Extracted data entries:
* * * * *

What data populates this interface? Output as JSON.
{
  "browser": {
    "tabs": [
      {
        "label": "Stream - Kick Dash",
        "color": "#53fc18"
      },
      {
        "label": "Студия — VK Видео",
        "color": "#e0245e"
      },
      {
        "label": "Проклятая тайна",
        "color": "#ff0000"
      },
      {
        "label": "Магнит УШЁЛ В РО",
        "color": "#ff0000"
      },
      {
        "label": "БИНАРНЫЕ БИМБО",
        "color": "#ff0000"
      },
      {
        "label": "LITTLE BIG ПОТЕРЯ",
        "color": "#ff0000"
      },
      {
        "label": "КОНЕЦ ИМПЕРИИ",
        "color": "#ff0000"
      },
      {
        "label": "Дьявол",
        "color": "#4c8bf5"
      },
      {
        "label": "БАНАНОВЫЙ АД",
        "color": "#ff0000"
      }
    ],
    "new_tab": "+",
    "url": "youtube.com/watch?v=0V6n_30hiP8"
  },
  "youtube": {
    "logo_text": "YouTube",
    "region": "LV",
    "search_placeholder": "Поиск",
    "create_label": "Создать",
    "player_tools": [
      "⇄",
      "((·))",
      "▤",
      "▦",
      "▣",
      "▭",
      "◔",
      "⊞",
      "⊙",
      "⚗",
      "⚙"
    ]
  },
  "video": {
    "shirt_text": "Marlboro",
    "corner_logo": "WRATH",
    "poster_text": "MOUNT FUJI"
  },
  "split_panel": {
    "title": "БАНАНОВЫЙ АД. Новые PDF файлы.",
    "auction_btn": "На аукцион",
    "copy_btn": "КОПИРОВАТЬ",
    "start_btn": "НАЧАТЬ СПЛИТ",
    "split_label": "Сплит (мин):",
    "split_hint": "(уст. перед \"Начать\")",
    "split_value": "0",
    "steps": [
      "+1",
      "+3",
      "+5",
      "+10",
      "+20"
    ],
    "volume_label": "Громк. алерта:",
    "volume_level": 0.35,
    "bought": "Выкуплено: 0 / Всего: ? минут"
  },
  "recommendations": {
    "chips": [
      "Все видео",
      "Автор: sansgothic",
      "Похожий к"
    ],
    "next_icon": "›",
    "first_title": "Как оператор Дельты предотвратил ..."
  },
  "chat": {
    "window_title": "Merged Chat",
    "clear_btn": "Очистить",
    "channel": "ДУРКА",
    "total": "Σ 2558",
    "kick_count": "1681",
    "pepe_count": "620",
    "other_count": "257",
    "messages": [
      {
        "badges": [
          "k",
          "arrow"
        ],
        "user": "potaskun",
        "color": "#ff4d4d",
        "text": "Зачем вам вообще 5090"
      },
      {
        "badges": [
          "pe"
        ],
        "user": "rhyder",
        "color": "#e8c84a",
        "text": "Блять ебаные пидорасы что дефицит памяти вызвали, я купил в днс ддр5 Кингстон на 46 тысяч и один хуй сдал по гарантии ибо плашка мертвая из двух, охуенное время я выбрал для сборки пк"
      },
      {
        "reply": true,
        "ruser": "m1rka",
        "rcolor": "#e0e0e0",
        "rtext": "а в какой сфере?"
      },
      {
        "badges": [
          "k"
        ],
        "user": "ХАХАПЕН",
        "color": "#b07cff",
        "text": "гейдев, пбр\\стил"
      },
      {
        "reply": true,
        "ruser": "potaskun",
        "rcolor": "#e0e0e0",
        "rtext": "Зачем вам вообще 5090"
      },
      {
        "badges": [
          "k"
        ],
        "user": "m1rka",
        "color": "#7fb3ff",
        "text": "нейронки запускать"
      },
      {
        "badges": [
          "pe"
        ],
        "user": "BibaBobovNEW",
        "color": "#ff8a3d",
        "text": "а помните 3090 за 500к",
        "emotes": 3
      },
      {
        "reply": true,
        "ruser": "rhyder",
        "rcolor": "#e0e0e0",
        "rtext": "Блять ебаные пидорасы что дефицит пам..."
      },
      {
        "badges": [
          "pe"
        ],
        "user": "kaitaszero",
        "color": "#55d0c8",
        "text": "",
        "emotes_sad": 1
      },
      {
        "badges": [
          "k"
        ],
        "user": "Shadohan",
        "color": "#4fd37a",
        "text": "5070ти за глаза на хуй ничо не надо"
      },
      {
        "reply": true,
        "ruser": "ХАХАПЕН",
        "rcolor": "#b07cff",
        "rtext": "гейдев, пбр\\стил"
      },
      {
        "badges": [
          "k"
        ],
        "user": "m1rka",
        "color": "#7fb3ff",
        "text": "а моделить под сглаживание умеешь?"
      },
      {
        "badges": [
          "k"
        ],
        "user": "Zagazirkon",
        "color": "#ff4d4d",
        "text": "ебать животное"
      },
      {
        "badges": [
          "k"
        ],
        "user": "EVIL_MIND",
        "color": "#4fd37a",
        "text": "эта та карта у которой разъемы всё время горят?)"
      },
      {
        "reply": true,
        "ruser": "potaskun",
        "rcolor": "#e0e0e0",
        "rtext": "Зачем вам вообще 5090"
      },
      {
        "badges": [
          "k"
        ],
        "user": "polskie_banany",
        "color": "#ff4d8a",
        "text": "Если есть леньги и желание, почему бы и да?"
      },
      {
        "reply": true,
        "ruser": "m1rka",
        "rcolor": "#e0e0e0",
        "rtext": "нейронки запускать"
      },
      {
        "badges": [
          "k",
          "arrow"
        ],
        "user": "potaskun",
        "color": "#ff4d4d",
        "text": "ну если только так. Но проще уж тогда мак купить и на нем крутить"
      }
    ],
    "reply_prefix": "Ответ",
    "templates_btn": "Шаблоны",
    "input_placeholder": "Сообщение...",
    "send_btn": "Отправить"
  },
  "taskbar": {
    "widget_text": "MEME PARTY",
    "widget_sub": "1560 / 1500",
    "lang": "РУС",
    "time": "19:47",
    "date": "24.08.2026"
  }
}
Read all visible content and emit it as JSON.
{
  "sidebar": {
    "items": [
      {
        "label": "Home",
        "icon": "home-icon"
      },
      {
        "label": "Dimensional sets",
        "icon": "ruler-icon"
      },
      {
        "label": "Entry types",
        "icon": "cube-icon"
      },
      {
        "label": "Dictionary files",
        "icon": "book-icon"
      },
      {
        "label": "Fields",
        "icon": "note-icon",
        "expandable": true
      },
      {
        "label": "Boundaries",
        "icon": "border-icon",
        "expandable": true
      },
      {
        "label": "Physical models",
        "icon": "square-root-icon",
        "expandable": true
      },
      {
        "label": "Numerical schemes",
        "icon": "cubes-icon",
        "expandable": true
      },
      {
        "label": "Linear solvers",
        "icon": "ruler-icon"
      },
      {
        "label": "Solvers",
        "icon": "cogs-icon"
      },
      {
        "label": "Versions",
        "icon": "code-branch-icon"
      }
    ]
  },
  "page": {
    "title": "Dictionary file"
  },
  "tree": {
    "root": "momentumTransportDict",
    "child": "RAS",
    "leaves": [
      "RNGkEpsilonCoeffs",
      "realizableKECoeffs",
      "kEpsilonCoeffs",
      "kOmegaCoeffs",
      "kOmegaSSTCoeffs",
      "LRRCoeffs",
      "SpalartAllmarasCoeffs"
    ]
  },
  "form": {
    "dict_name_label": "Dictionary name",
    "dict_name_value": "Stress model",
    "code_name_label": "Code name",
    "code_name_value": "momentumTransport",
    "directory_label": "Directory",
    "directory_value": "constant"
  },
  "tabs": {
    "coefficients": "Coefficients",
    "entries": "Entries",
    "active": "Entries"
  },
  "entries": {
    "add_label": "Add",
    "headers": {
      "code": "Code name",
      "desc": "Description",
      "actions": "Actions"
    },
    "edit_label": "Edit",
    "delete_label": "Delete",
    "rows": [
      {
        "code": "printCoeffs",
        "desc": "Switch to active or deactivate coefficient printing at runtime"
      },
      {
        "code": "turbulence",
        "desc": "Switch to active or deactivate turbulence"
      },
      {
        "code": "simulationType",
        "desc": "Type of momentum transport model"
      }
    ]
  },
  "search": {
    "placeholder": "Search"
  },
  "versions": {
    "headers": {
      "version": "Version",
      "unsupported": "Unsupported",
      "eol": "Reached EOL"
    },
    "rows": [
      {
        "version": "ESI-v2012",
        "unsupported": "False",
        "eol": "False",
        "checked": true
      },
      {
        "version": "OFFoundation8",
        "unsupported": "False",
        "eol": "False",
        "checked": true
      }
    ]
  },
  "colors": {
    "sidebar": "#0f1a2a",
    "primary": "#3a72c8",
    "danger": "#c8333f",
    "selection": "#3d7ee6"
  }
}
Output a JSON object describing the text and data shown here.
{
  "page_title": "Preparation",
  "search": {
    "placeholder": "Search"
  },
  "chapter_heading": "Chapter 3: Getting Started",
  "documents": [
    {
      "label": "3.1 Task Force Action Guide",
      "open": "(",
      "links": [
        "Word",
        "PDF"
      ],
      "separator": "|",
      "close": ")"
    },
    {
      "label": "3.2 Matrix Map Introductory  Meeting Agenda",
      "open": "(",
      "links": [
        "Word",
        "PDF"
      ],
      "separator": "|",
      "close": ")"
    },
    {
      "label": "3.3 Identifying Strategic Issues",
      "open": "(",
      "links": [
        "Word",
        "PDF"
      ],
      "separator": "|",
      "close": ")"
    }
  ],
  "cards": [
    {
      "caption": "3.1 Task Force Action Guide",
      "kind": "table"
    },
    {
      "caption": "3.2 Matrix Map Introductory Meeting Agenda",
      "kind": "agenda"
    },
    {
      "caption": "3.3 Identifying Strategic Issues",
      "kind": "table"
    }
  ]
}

* * * * *

Exactly how many lines contain "Identifying"? State the number and nothing else.

CORRECT RESULT – 2